◆ GIVEN EXERCISE ◆
Each entry below must be repeated exactly, with pictures left out.

━━━━━━━━━━

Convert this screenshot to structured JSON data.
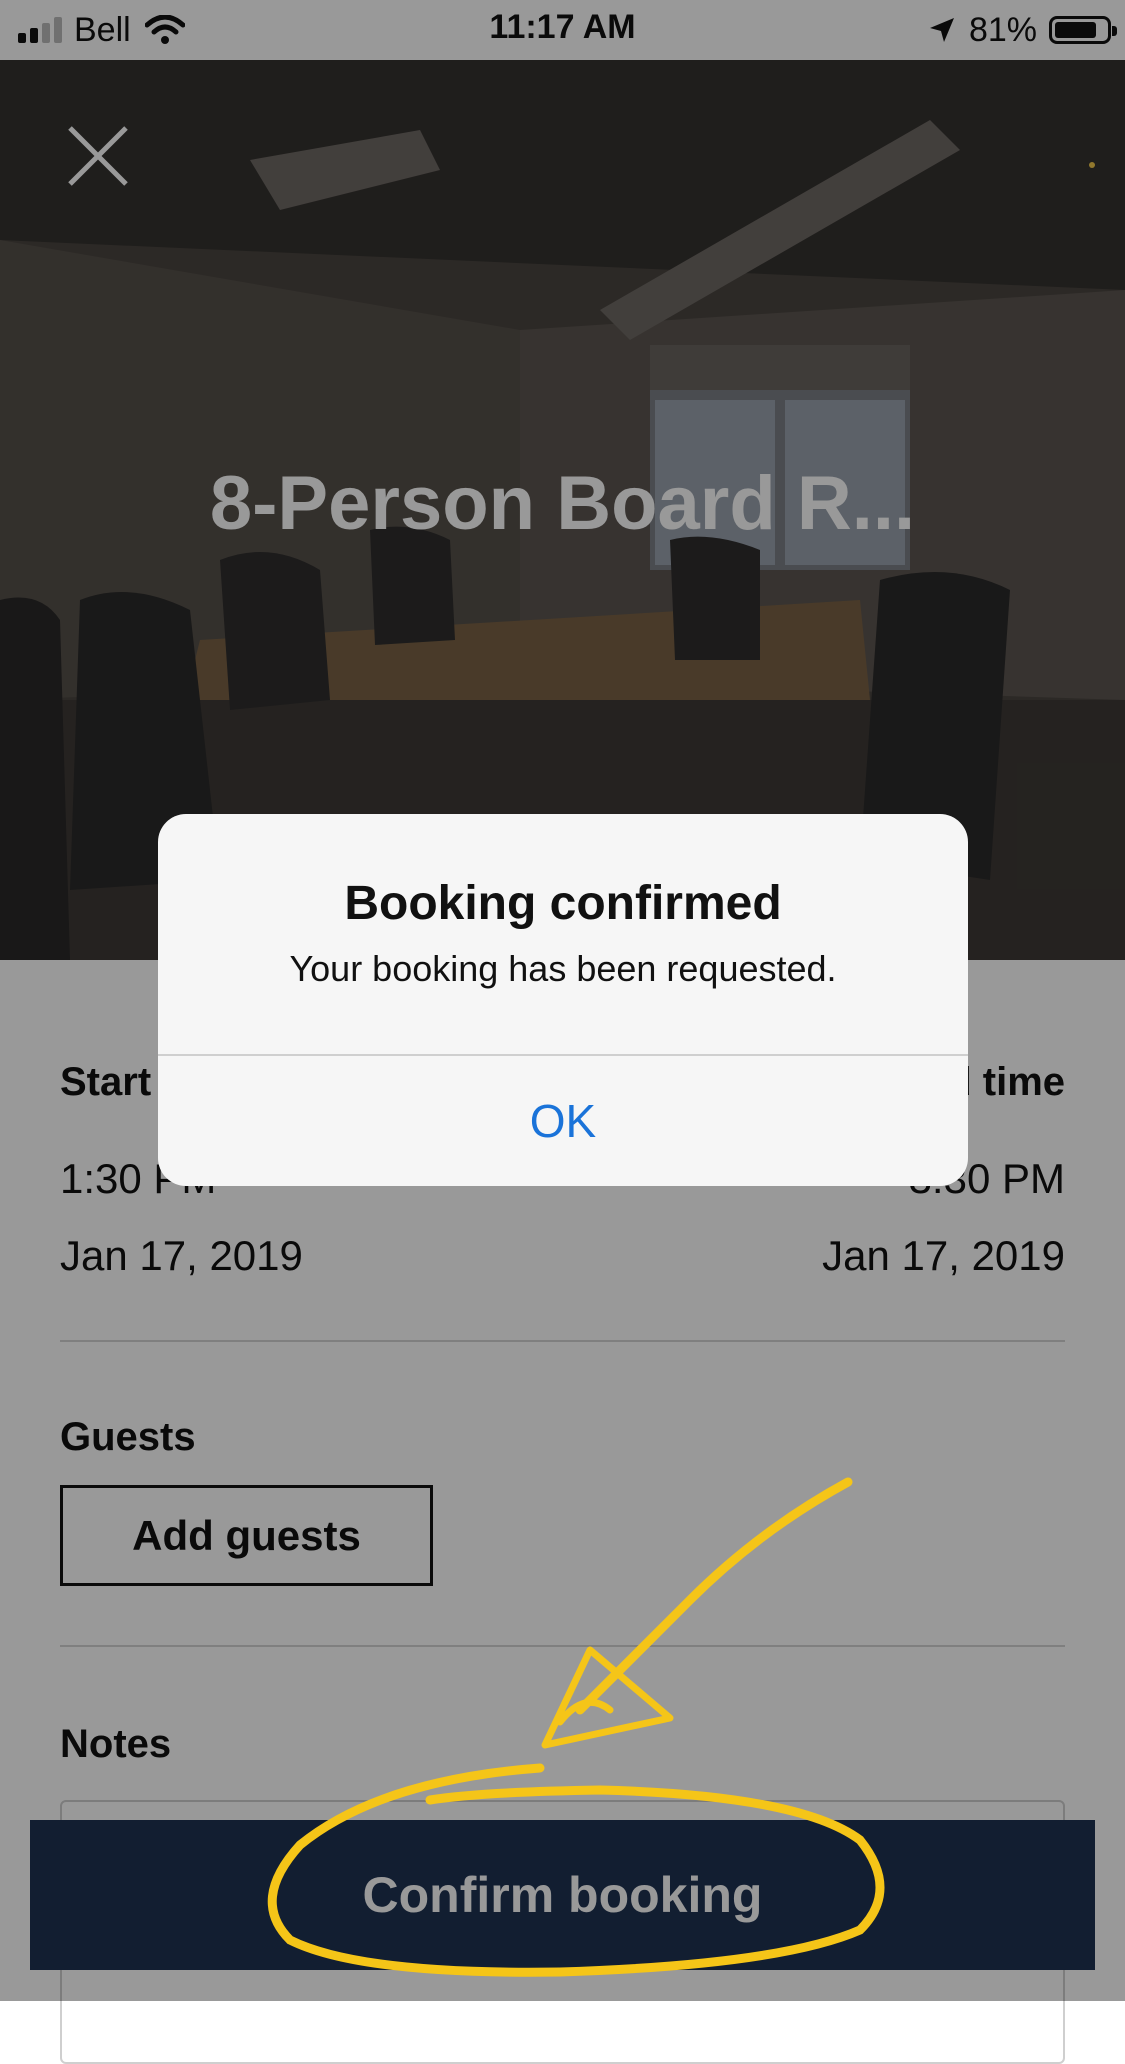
{
  "status_bar": {
    "carrier": "Bell",
    "time": "11:17 AM",
    "battery": "81%",
    "battery_level": 0.81,
    "icons": [
      "signal-icon",
      "wifi-icon",
      "location-arrow-icon",
      "battery-icon"
    ]
  },
  "hero": {
    "title": "8-Person Board R...",
    "close_icon": "close-icon"
  },
  "booking": {
    "start_label": "Start time",
    "end_label": "End time",
    "start_time": "1:30 PM",
    "end_time": "3:30 PM",
    "start_date": "Jan 17, 2019",
    "end_date": "Jan 17, 2019"
  },
  "guests": {
    "label": "Guests",
    "button": "Add guests"
  },
  "notes": {
    "label": "Notes"
  },
  "footer": {
    "confirm_button": "Confirm booking"
  },
  "alert": {
    "title": "Booking confirmed",
    "message": "Your booking has been requested.",
    "ok": "OK"
  },
  "colors": {
    "accent_link": "#1a73d9",
    "button_navy": "#1f3352",
    "annotation_yellow": "#f5c518"
  }
}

━━━━━━━━━━

◆ EXERCISE ANSWER ◆
Convert this screenshot to structured JSON data.
{
  "status_bar": {
    "carrier": "Bell",
    "time": "11:17 AM",
    "battery": "81%",
    "battery_level": 0.81,
    "icons": [
      "signal-icon",
      "wifi-icon",
      "location-arrow-icon",
      "battery-icon"
    ]
  },
  "hero": {
    "title": "8-Person Board R...",
    "close_icon": "close-icon"
  },
  "booking": {
    "start_label": "Start time",
    "end_label": "End time",
    "start_time": "1:30 PM",
    "end_time": "3:30 PM",
    "start_date": "Jan 17, 2019",
    "end_date": "Jan 17, 2019"
  },
  "guests": {
    "label": "Guests",
    "button": "Add guests"
  },
  "notes": {
    "label": "Notes"
  },
  "footer": {
    "confirm_button": "Confirm booking"
  },
  "alert": {
    "title": "Booking confirmed",
    "message": "Your booking has been requested.",
    "ok": "OK"
  },
  "colors": {
    "accent_link": "#1a73d9",
    "button_navy": "#1f3352",
    "annotation_yellow": "#f5c518"
  }
}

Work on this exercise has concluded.